[AIM OF THE EXERCISE]
Give the listing again in full, exactly as written.

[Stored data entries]
.....

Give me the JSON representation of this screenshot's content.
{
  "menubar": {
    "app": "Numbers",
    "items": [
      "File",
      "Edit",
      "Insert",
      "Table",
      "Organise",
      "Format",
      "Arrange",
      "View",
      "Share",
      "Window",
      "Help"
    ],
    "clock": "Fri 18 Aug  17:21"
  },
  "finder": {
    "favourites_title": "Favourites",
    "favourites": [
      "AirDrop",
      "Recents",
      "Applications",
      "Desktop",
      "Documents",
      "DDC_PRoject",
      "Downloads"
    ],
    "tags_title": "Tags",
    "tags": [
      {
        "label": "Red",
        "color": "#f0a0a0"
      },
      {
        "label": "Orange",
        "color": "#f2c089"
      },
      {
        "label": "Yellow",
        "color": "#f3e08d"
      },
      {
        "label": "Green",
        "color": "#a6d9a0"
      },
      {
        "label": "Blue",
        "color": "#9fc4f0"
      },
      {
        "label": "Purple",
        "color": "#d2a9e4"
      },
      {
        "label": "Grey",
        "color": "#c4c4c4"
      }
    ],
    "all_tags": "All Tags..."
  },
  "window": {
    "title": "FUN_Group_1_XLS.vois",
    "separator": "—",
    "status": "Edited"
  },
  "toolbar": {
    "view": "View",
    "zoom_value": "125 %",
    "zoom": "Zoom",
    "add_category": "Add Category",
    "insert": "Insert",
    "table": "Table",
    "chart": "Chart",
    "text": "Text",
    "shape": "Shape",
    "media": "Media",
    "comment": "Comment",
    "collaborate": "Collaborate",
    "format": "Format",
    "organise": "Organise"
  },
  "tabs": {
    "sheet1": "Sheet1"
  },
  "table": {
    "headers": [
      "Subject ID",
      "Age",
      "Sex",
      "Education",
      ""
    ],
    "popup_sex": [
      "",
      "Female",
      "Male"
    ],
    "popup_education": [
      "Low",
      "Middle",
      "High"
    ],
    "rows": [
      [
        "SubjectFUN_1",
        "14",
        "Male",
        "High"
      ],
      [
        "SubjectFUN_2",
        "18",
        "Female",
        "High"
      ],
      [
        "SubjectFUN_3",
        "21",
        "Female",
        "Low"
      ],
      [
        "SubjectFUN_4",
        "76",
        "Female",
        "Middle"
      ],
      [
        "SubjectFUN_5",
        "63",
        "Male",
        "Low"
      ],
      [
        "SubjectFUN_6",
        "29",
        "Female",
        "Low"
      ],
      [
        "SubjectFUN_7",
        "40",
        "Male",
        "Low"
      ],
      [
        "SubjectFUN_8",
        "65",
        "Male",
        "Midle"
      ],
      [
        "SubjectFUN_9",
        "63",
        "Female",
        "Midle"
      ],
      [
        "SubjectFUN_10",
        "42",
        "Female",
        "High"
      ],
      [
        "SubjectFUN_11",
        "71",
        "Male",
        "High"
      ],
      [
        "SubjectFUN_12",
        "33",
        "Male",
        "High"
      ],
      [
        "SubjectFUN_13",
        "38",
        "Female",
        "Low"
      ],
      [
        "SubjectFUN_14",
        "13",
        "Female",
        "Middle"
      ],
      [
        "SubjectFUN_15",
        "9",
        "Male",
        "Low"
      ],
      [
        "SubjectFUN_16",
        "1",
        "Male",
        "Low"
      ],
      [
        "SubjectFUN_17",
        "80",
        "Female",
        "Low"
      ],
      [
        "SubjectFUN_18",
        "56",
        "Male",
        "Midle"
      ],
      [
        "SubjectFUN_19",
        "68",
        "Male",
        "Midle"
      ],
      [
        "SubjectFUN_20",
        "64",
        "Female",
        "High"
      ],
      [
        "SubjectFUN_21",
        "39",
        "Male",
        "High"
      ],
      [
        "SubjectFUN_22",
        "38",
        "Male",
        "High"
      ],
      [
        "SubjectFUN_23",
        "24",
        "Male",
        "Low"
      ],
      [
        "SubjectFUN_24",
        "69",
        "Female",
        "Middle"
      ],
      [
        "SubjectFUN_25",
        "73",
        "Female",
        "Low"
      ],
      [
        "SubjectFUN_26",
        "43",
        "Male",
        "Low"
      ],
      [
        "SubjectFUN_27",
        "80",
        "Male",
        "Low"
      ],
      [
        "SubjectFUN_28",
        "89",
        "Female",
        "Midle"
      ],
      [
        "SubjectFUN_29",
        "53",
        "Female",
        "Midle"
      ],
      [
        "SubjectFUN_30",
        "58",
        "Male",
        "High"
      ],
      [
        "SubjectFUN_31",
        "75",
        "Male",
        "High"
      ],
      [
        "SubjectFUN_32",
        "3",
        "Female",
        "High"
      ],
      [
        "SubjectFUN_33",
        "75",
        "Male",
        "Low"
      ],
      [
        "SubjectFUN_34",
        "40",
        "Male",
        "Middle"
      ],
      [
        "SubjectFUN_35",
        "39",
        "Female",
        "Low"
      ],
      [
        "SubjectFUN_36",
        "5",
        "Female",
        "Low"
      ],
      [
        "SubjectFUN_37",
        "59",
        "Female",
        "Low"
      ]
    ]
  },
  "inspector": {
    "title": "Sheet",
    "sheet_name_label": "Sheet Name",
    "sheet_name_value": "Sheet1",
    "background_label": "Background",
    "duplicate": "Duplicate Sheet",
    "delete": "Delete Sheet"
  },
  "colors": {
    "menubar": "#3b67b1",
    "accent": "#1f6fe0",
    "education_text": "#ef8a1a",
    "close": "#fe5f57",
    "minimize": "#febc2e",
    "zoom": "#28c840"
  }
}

.....

[RESPONSE]
Give me the JSON representation of this screenshot's content.
{
  "menubar": {
    "app": "Numbers",
    "items": [
      "File",
      "Edit",
      "Insert",
      "Table",
      "Organise",
      "Format",
      "Arrange",
      "View",
      "Share",
      "Window",
      "Help"
    ],
    "clock": "Fri 18 Aug  17:21"
  },
  "finder": {
    "favourites_title": "Favourites",
    "favourites": [
      "AirDrop",
      "Recents",
      "Applications",
      "Desktop",
      "Documents",
      "DDC_PRoject",
      "Downloads"
    ],
    "tags_title": "Tags",
    "tags": [
      {
        "label": "Red",
        "color": "#f0a0a0"
      },
      {
        "label": "Orange",
        "color": "#f2c089"
      },
      {
        "label": "Yellow",
        "color": "#f3e08d"
      },
      {
        "label": "Green",
        "color": "#a6d9a0"
      },
      {
        "label": "Blue",
        "color": "#9fc4f0"
      },
      {
        "label": "Purple",
        "color": "#d2a9e4"
      },
      {
        "label": "Grey",
        "color": "#c4c4c4"
      }
    ],
    "all_tags": "All Tags..."
  },
  "window": {
    "title": "FUN_Group_1_XLS.vois",
    "separator": "—",
    "status": "Edited"
  },
  "toolbar": {
    "view": "View",
    "zoom_value": "125 %",
    "zoom": "Zoom",
    "add_category": "Add Category",
    "insert": "Insert",
    "table": "Table",
    "chart": "Chart",
    "text": "Text",
    "shape": "Shape",
    "media": "Media",
    "comment": "Comment",
    "collaborate": "Collaborate",
    "format": "Format",
    "organise": "Organise"
  },
  "tabs": {
    "sheet1": "Sheet1"
  },
  "table": {
    "headers": [
      "Subject ID",
      "Age",
      "Sex",
      "Education",
      ""
    ],
    "popup_sex": [
      "",
      "Female",
      "Male"
    ],
    "popup_education": [
      "Low",
      "Middle",
      "High"
    ],
    "rows": [
      [
        "SubjectFUN_1",
        "14",
        "Male",
        "High"
      ],
      [
        "SubjectFUN_2",
        "18",
        "Female",
        "High"
      ],
      [
        "SubjectFUN_3",
        "21",
        "Female",
        "Low"
      ],
      [
        "SubjectFUN_4",
        "76",
        "Female",
        "Middle"
      ],
      [
        "SubjectFUN_5",
        "63",
        "Male",
        "Low"
      ],
      [
        "SubjectFUN_6",
        "29",
        "Female",
        "Low"
      ],
      [
        "SubjectFUN_7",
        "40",
        "Male",
        "Low"
      ],
      [
        "SubjectFUN_8",
        "65",
        "Male",
        "Midle"
      ],
      [
        "SubjectFUN_9",
        "63",
        "Female",
        "Midle"
      ],
      [
        "SubjectFUN_10",
        "42",
        "Female",
        "High"
      ],
      [
        "SubjectFUN_11",
        "71",
        "Male",
        "High"
      ],
      [
        "SubjectFUN_12",
        "33",
        "Male",
        "High"
      ],
      [
        "SubjectFUN_13",
        "38",
        "Female",
        "Low"
      ],
      [
        "SubjectFUN_14",
        "13",
        "Female",
        "Middle"
      ],
      [
        "SubjectFUN_15",
        "9",
        "Male",
        "Low"
      ],
      [
        "SubjectFUN_16",
        "1",
        "Male",
        "Low"
      ],
      [
        "SubjectFUN_17",
        "80",
        "Female",
        "Low"
      ],
      [
        "SubjectFUN_18",
        "56",
        "Male",
        "Midle"
      ],
      [
        "SubjectFUN_19",
        "68",
        "Male",
        "Midle"
      ],
      [
        "SubjectFUN_20",
        "64",
        "Female",
        "High"
      ],
      [
        "SubjectFUN_21",
        "39",
        "Male",
        "High"
      ],
      [
        "SubjectFUN_22",
        "38",
        "Male",
        "High"
      ],
      [
        "SubjectFUN_23",
        "24",
        "Male",
        "Low"
      ],
      [
        "SubjectFUN_24",
        "69",
        "Female",
        "Middle"
      ],
      [
        "SubjectFUN_25",
        "73",
        "Female",
        "Low"
      ],
      [
        "SubjectFUN_26",
        "43",
        "Male",
        "Low"
      ],
      [
        "SubjectFUN_27",
        "80",
        "Male",
        "Low"
      ],
      [
        "SubjectFUN_28",
        "89",
        "Female",
        "Midle"
      ],
      [
        "SubjectFUN_29",
        "53",
        "Female",
        "Midle"
      ],
      [
        "SubjectFUN_30",
        "58",
        "Male",
        "High"
      ],
      [
        "SubjectFUN_31",
        "75",
        "Male",
        "High"
      ],
      [
        "SubjectFUN_32",
        "3",
        "Female",
        "High"
      ],
      [
        "SubjectFUN_33",
        "75",
        "Male",
        "Low"
      ],
      [
        "SubjectFUN_34",
        "40",
        "Male",
        "Middle"
      ],
      [
        "SubjectFUN_35",
        "39",
        "Female",
        "Low"
      ],
      [
        "SubjectFUN_36",
        "5",
        "Female",
        "Low"
      ],
      [
        "SubjectFUN_37",
        "59",
        "Female",
        "Low"
      ]
    ]
  },
  "inspector": {
    "title": "Sheet",
    "sheet_name_label": "Sheet Name",
    "sheet_name_value": "Sheet1",
    "background_label": "Background",
    "duplicate": "Duplicate Sheet",
    "delete": "Delete Sheet"
  },
  "colors": {
    "menubar": "#3b67b1",
    "accent": "#1f6fe0",
    "education_text": "#ef8a1a",
    "close": "#fe5f57",
    "minimize": "#febc2e",
    "zoom": "#28c840"
  }
}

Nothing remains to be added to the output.